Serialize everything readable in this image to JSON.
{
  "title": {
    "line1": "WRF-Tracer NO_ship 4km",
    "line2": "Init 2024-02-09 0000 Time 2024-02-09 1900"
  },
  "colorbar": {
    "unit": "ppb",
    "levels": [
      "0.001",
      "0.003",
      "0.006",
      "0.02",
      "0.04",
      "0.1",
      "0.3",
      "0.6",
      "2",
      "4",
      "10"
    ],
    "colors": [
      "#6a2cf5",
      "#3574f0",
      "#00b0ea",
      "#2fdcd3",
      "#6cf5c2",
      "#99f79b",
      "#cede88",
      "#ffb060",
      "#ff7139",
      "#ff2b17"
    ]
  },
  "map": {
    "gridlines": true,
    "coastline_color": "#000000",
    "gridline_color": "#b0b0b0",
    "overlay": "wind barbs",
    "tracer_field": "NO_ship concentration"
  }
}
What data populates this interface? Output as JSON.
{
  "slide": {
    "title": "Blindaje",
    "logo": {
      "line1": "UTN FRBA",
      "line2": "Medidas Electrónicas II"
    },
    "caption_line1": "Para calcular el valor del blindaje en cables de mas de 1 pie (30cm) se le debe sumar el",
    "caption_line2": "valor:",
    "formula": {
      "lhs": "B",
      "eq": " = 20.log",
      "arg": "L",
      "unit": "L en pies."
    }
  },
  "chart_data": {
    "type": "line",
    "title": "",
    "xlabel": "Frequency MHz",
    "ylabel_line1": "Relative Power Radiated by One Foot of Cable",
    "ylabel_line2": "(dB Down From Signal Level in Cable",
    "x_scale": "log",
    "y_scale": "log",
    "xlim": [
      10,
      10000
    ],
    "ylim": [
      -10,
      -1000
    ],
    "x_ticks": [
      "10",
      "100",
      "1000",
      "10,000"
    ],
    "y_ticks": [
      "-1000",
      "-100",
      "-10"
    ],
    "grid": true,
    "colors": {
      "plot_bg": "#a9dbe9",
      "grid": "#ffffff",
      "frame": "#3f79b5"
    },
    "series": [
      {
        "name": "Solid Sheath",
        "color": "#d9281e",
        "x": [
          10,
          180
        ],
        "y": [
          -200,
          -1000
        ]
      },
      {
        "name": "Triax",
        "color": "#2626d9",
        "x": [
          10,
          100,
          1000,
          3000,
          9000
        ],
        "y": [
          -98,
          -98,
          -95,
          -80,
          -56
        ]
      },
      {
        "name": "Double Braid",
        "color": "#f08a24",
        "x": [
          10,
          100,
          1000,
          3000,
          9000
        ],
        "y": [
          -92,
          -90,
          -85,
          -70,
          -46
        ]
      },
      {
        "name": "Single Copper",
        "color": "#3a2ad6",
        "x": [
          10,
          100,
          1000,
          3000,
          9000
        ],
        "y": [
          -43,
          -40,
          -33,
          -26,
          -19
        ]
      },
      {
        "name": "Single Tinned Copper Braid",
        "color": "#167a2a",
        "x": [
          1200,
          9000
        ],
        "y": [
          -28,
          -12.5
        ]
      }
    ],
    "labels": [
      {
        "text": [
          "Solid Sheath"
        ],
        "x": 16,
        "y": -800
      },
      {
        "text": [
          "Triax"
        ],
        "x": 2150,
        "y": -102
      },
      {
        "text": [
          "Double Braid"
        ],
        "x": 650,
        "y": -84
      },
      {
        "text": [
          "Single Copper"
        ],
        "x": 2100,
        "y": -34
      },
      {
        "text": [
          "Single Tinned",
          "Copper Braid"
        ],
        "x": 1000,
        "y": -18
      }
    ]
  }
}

DIRECTIONS FOR THIS TASK:
Recite the full listing above exactly.

TASK OUTPUT:
Serialize everything readable in this image to JSON.
{
  "title": {
    "line1": "WRF-Tracer NO_ship 4km",
    "line2": "Init 2024-02-09 0000 Time 2024-02-09 1900"
  },
  "colorbar": {
    "unit": "ppb",
    "levels": [
      "0.001",
      "0.003",
      "0.006",
      "0.02",
      "0.04",
      "0.1",
      "0.3",
      "0.6",
      "2",
      "4",
      "10"
    ],
    "colors": [
      "#6a2cf5",
      "#3574f0",
      "#00b0ea",
      "#2fdcd3",
      "#6cf5c2",
      "#99f79b",
      "#cede88",
      "#ffb060",
      "#ff7139",
      "#ff2b17"
    ]
  },
  "map": {
    "gridlines": true,
    "coastline_color": "#000000",
    "gridline_color": "#b0b0b0",
    "overlay": "wind barbs",
    "tracer_field": "NO_ship concentration"
  }
}
What data populates this interface? Output as JSON.
{
  "slide": {
    "title": "Blindaje",
    "logo": {
      "line1": "UTN FRBA",
      "line2": "Medidas Electrónicas II"
    },
    "caption_line1": "Para calcular el valor del blindaje en cables de mas de 1 pie (30cm) se le debe sumar el",
    "caption_line2": "valor:",
    "formula": {
      "lhs": "B",
      "eq": " = 20.log",
      "arg": "L",
      "unit": "L en pies."
    }
  },
  "chart_data": {
    "type": "line",
    "title": "",
    "xlabel": "Frequency MHz",
    "ylabel_line1": "Relative Power Radiated by One Foot of Cable",
    "ylabel_line2": "(dB Down From Signal Level in Cable",
    "x_scale": "log",
    "y_scale": "log",
    "xlim": [
      10,
      10000
    ],
    "ylim": [
      -10,
      -1000
    ],
    "x_ticks": [
      "10",
      "100",
      "1000",
      "10,000"
    ],
    "y_ticks": [
      "-1000",
      "-100",
      "-10"
    ],
    "grid": true,
    "colors": {
      "plot_bg": "#a9dbe9",
      "grid": "#ffffff",
      "frame": "#3f79b5"
    },
    "series": [
      {
        "name": "Solid Sheath",
        "color": "#d9281e",
        "x": [
          10,
          180
        ],
        "y": [
          -200,
          -1000
        ]
      },
      {
        "name": "Triax",
        "color": "#2626d9",
        "x": [
          10,
          100,
          1000,
          3000,
          9000
        ],
        "y": [
          -98,
          -98,
          -95,
          -80,
          -56
        ]
      },
      {
        "name": "Double Braid",
        "color": "#f08a24",
        "x": [
          10,
          100,
          1000,
          3000,
          9000
        ],
        "y": [
          -92,
          -90,
          -85,
          -70,
          -46
        ]
      },
      {
        "name": "Single Copper",
        "color": "#3a2ad6",
        "x": [
          10,
          100,
          1000,
          3000,
          9000
        ],
        "y": [
          -43,
          -40,
          -33,
          -26,
          -19
        ]
      },
      {
        "name": "Single Tinned Copper Braid",
        "color": "#167a2a",
        "x": [
          1200,
          9000
        ],
        "y": [
          -28,
          -12.5
        ]
      }
    ],
    "labels": [
      {
        "text": [
          "Solid Sheath"
        ],
        "x": 16,
        "y": -800
      },
      {
        "text": [
          "Triax"
        ],
        "x": 2150,
        "y": -102
      },
      {
        "text": [
          "Double Braid"
        ],
        "x": 650,
        "y": -84
      },
      {
        "text": [
          "Single Copper"
        ],
        "x": 2100,
        "y": -34
      },
      {
        "text": [
          "Single Tinned",
          "Copper Braid"
        ],
        "x": 1000,
        "y": -18
      }
    ]
  }
}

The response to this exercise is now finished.